» DATA IN THIS EXERCISE:
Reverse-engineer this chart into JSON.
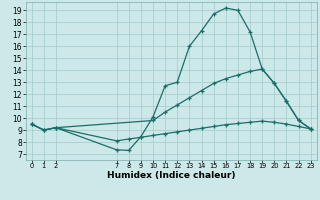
{
  "xlabel": "Humidex (Indice chaleur)",
  "bg_color": "#cce8e8",
  "line_color": "#1a6e6a",
  "grid_color": "#aacece",
  "x_ticks": [
    0,
    1,
    2,
    7,
    8,
    9,
    10,
    11,
    12,
    13,
    14,
    15,
    16,
    17,
    18,
    19,
    20,
    21,
    22,
    23
  ],
  "y_ticks": [
    7,
    8,
    9,
    10,
    11,
    12,
    13,
    14,
    15,
    16,
    17,
    18,
    19
  ],
  "xlim": [
    -0.5,
    23.5
  ],
  "ylim": [
    6.5,
    19.7
  ],
  "curve1_x": [
    0,
    1,
    2,
    7,
    8,
    9,
    10,
    11,
    12,
    13,
    14,
    15,
    16,
    17,
    18,
    19,
    20,
    21,
    22,
    23
  ],
  "curve1_y": [
    9.5,
    9.0,
    9.2,
    7.35,
    7.3,
    8.45,
    10.1,
    12.7,
    13.0,
    16.0,
    17.3,
    18.7,
    19.2,
    19.0,
    17.2,
    14.1,
    12.9,
    11.4,
    9.8,
    9.1
  ],
  "curve2_x": [
    0,
    1,
    2,
    10,
    11,
    12,
    13,
    14,
    15,
    16,
    17,
    18,
    19,
    20,
    21,
    22,
    23
  ],
  "curve2_y": [
    9.5,
    9.0,
    9.2,
    9.8,
    10.5,
    11.1,
    11.7,
    12.3,
    12.9,
    13.3,
    13.6,
    13.9,
    14.1,
    12.9,
    11.4,
    9.8,
    9.1
  ],
  "curve3_x": [
    0,
    1,
    2,
    7,
    8,
    9,
    10,
    11,
    12,
    13,
    14,
    15,
    16,
    17,
    18,
    19,
    20,
    21,
    22,
    23
  ],
  "curve3_y": [
    9.5,
    9.0,
    9.2,
    8.1,
    8.25,
    8.4,
    8.55,
    8.7,
    8.85,
    9.0,
    9.15,
    9.3,
    9.45,
    9.55,
    9.65,
    9.75,
    9.65,
    9.5,
    9.3,
    9.1
  ]
}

» SET PROBLEM: Retype the whole listing, keeping every line identical and omitting all pictures.

» RIGHT ANSWER:
Reverse-engineer this chart into JSON.
{
  "xlabel": "Humidex (Indice chaleur)",
  "bg_color": "#cce8e8",
  "line_color": "#1a6e6a",
  "grid_color": "#aacece",
  "x_ticks": [
    0,
    1,
    2,
    7,
    8,
    9,
    10,
    11,
    12,
    13,
    14,
    15,
    16,
    17,
    18,
    19,
    20,
    21,
    22,
    23
  ],
  "y_ticks": [
    7,
    8,
    9,
    10,
    11,
    12,
    13,
    14,
    15,
    16,
    17,
    18,
    19
  ],
  "xlim": [
    -0.5,
    23.5
  ],
  "ylim": [
    6.5,
    19.7
  ],
  "curve1_x": [
    0,
    1,
    2,
    7,
    8,
    9,
    10,
    11,
    12,
    13,
    14,
    15,
    16,
    17,
    18,
    19,
    20,
    21,
    22,
    23
  ],
  "curve1_y": [
    9.5,
    9.0,
    9.2,
    7.35,
    7.3,
    8.45,
    10.1,
    12.7,
    13.0,
    16.0,
    17.3,
    18.7,
    19.2,
    19.0,
    17.2,
    14.1,
    12.9,
    11.4,
    9.8,
    9.1
  ],
  "curve2_x": [
    0,
    1,
    2,
    10,
    11,
    12,
    13,
    14,
    15,
    16,
    17,
    18,
    19,
    20,
    21,
    22,
    23
  ],
  "curve2_y": [
    9.5,
    9.0,
    9.2,
    9.8,
    10.5,
    11.1,
    11.7,
    12.3,
    12.9,
    13.3,
    13.6,
    13.9,
    14.1,
    12.9,
    11.4,
    9.8,
    9.1
  ],
  "curve3_x": [
    0,
    1,
    2,
    7,
    8,
    9,
    10,
    11,
    12,
    13,
    14,
    15,
    16,
    17,
    18,
    19,
    20,
    21,
    22,
    23
  ],
  "curve3_y": [
    9.5,
    9.0,
    9.2,
    8.1,
    8.25,
    8.4,
    8.55,
    8.7,
    8.85,
    9.0,
    9.15,
    9.3,
    9.45,
    9.55,
    9.65,
    9.75,
    9.65,
    9.5,
    9.3,
    9.1
  ]
}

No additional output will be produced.